→ **Short task**: Can you transcribe every line exactly and leave the pictures behind?

→ **Records provided**:
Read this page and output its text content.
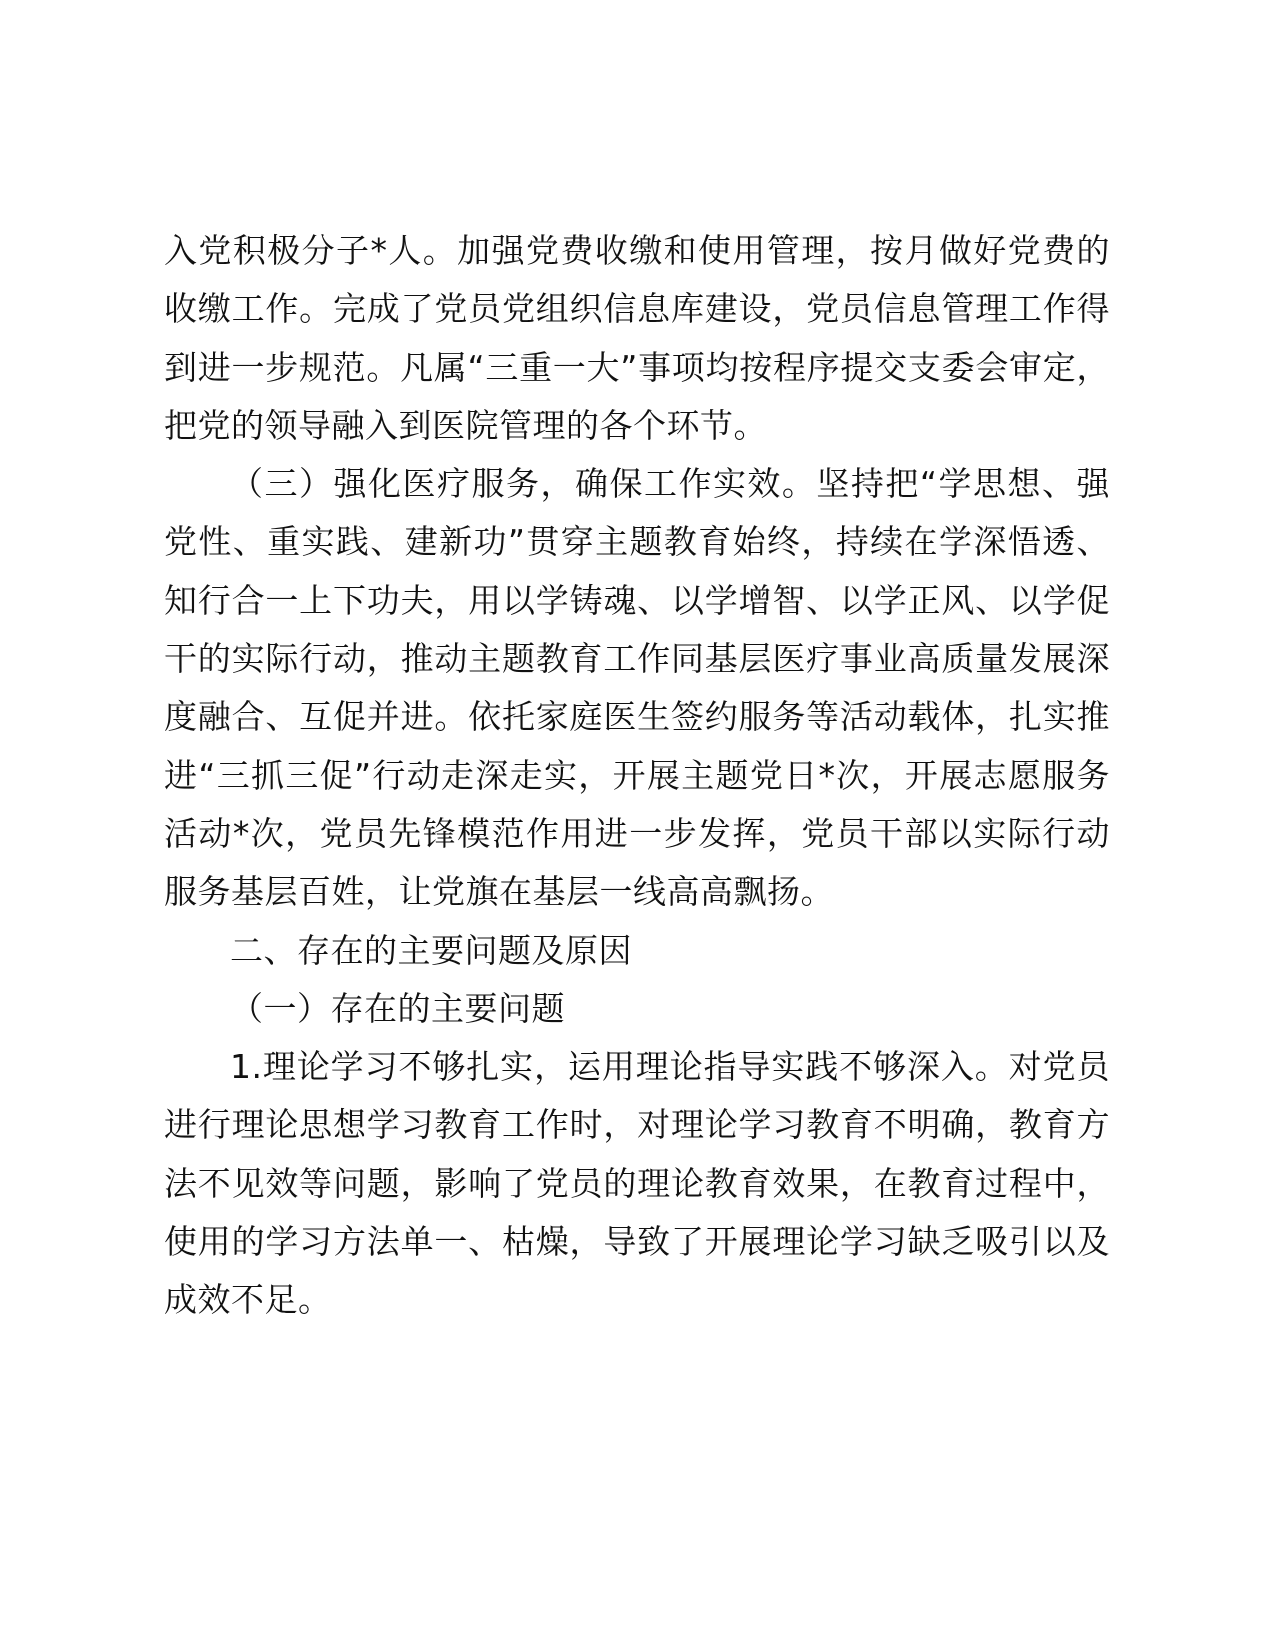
入党积极分子*人。加强党费收缴和使用管理，按月做好党费的收缴工作。完成了党员党组织信息库建设，党员信息管理工作得到进一步规范。凡属“三重一大”事项均按程序提交支委会审定，把党的领导融入到医院管理的各个环节。

（三）强化医疗服务，确保工作实效。坚持把“学思想、强党性、重实践、建新功”贯穿主题教育始终，持续在学深悟透、知行合一上下功夫，用以学铸魂、以学增智、以学正风、以学促干的实际行动，推动主题教育工作同基层医疗事业高质量发展深度融合、互促并进。依托家庭医生签约服务等活动载体，扎实推进“三抓三促”行动走深走实，开展主题党日*次，开展志愿服务活动*次，党员先锋模范作用进一步发挥，党员干部以实际行动服务基层百姓，让党旗在基层一线高高飘扬。

二、存在的主要问题及原因

（一）存在的主要问题

1.理论学习不够扎实，运用理论指导实践不够深入。对党员进行理论思想学习教育工作时，对理论学习教育不明确，教育方法不见效等问题，影响了党员的理论教育效果，在教育过程中，使用的学习方法单一、枯燥，导致了开展理论学习缺乏吸引以及成效不足。
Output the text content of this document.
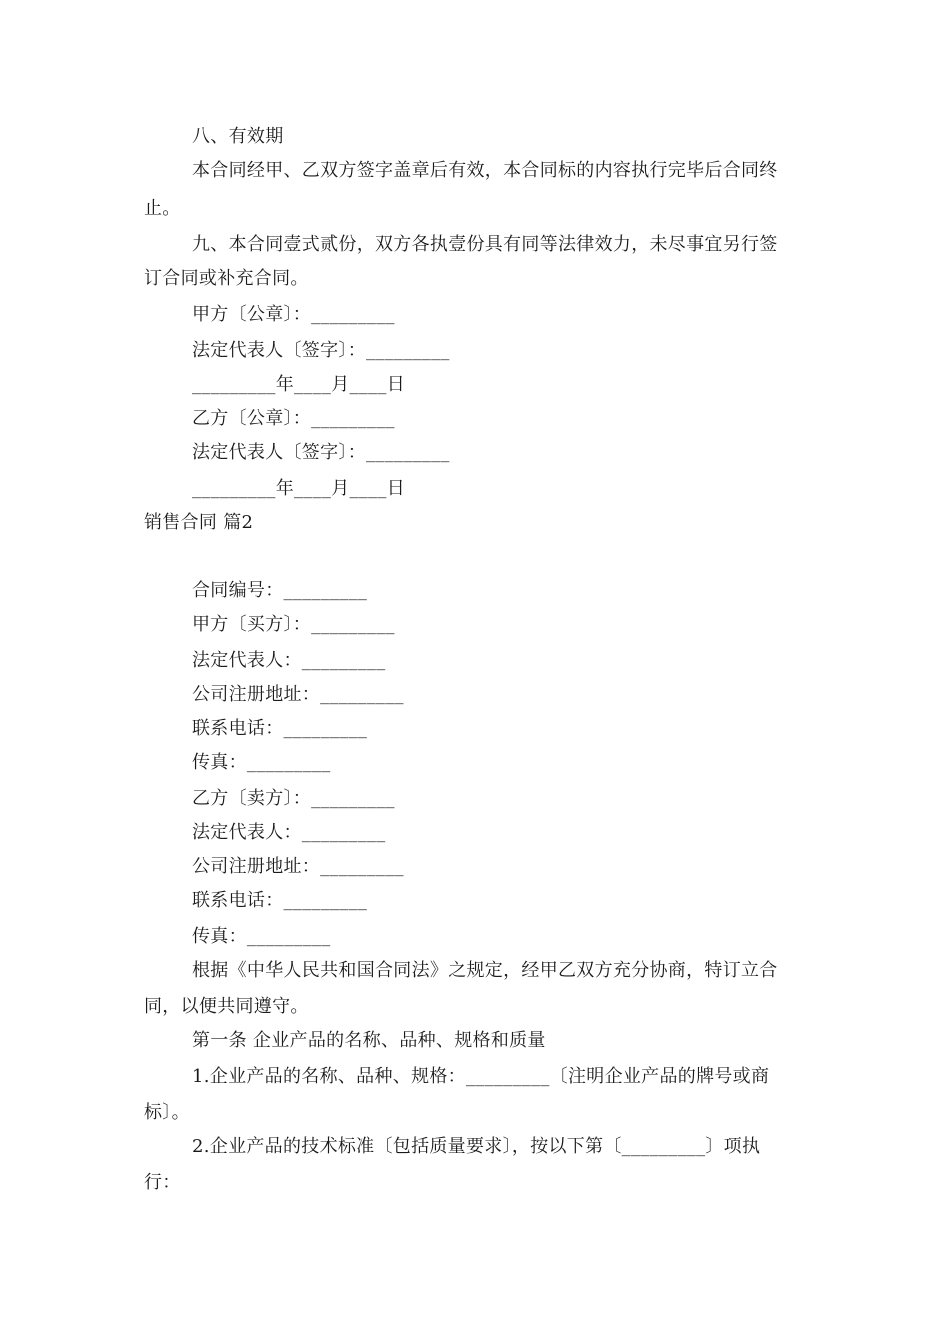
八、有效期
本合同经甲、乙双方签字盖章后有效，本合同标的内容执行完毕后合同终
止。
九、本合同壹式贰份，双方各执壹份具有同等法律效力，未尽事宜另行签
订合同或补充合同。
甲方〔公章〕：_________
法定代表人〔签字〕：_________
_________年____月____日
乙方〔公章〕：_________
法定代表人〔签字〕：_________
_________年____月____日
销售合同 篇2
合同编号：_________
甲方〔买方〕：_________
法定代表人：_________
公司注册地址：_________
联系电话：_________
传真：_________
乙方〔卖方〕：_________
法定代表人：_________
公司注册地址：_________
联系电话：_________
传真：_________
根据《中华人民共和国合同法》之规定，经甲乙双方充分协商，特订立合
同，以便共同遵守。
第一条 企业产品的名称、品种、规格和质量
1.企业产品的名称、品种、规格：_________〔注明企业产品的牌号或商
标〕。
2.企业产品的技术标准〔包括质量要求〕，按以下第〔_________〕项执
行：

→ **Expected answer**:
Read this page and output its text content.
入党积极分子*人。加强党费收缴和使用管理，按月做好党费的收缴工作。完成了党员党组织信息库建设，党员信息管理工作得到进一步规范。凡属“三重一大”事项均按程序提交支委会审定，把党的领导融入到医院管理的各个环节。

（三）强化医疗服务，确保工作实效。坚持把“学思想、强党性、重实践、建新功”贯穿主题教育始终，持续在学深悟透、知行合一上下功夫，用以学铸魂、以学增智、以学正风、以学促干的实际行动，推动主题教育工作同基层医疗事业高质量发展深度融合、互促并进。依托家庭医生签约服务等活动载体，扎实推进“三抓三促”行动走深走实，开展主题党日*次，开展志愿服务活动*次，党员先锋模范作用进一步发挥，党员干部以实际行动服务基层百姓，让党旗在基层一线高高飘扬。

二、存在的主要问题及原因

（一）存在的主要问题

1.理论学习不够扎实，运用理论指导实践不够深入。对党员进行理论思想学习教育工作时，对理论学习教育不明确，教育方法不见效等问题，影响了党员的理论教育效果，在教育过程中，使用的学习方法单一、枯燥，导致了开展理论学习缺乏吸引以及成效不足。
Output the text content of this document.
八、有效期
本合同经甲、乙双方签字盖章后有效，本合同标的内容执行完毕后合同终
止。
九、本合同壹式贰份，双方各执壹份具有同等法律效力，未尽事宜另行签
订合同或补充合同。
甲方〔公章〕：_________
法定代表人〔签字〕：_________
_________年____月____日
乙方〔公章〕：_________
法定代表人〔签字〕：_________
_________年____月____日
销售合同 篇2
合同编号：_________
甲方〔买方〕：_________
法定代表人：_________
公司注册地址：_________
联系电话：_________
传真：_________
乙方〔卖方〕：_________
法定代表人：_________
公司注册地址：_________
联系电话：_________
传真：_________
根据《中华人民共和国合同法》之规定，经甲乙双方充分协商，特订立合
同，以便共同遵守。
第一条 企业产品的名称、品种、规格和质量
1.企业产品的名称、品种、规格：_________〔注明企业产品的牌号或商
标〕。
2.企业产品的技术标准〔包括质量要求〕，按以下第〔_________〕项执
行：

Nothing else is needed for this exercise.